#### WHAT IS ASKED:
Identify the lines that include the word "color", then copy all of them.
-- Start --
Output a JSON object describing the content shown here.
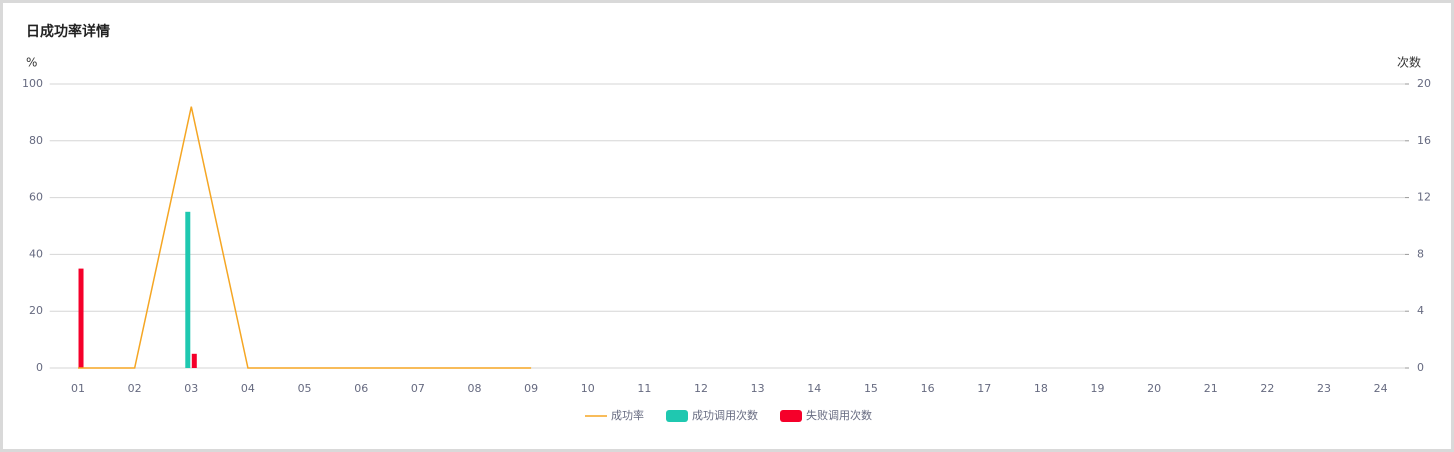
{
  "chart_data": {
    "type": "combo",
    "title": "日成功率详情",
    "y_label": "%",
    "y2_label": "次数",
    "categories": [
      "01",
      "02",
      "03",
      "04",
      "05",
      "06",
      "07",
      "08",
      "09",
      "10",
      "11",
      "12",
      "13",
      "14",
      "15",
      "16",
      "17",
      "18",
      "19",
      "20",
      "21",
      "22",
      "23",
      "24"
    ],
    "series": [
      {
        "name": "成功率",
        "type": "line",
        "color": "#f5a623",
        "values": [
          0,
          0,
          92,
          0,
          0,
          0,
          0,
          0,
          0,
          null,
          null,
          null,
          null,
          null,
          null,
          null,
          null,
          null,
          null,
          null,
          null,
          null,
          null,
          null
        ]
      },
      {
        "name": "成功调用次数",
        "type": "bar",
        "axis": "y2",
        "color": "#1fc8b0",
        "values": [
          0,
          0,
          11,
          0,
          0,
          0,
          0,
          0,
          0,
          null,
          null,
          null,
          null,
          null,
          null,
          null,
          null,
          null,
          null,
          null,
          null,
          null,
          null,
          null
        ]
      },
      {
        "name": "失败调用次数",
        "type": "bar",
        "axis": "y2",
        "color": "#f5002a",
        "values": [
          7,
          0,
          1,
          0,
          0,
          0,
          0,
          0,
          0,
          null,
          null,
          null,
          null,
          null,
          null,
          null,
          null,
          null,
          null,
          null,
          null,
          null,
          null,
          null
        ]
      }
    ],
    "ylim": [
      0,
      100
    ],
    "yticks": [
      0,
      20,
      40,
      60,
      80,
      100
    ],
    "y2lim": [
      0,
      20
    ],
    "y2ticks": [
      0,
      4,
      8,
      12,
      16,
      20
    ],
    "grid": true,
    "legend": "bottom"
  }
}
-- End --
#### ANSWER TO THE PROBLEM:
        "color": "#f5a623",
        "color": "#1fc8b0",
        "color": "#f5002a",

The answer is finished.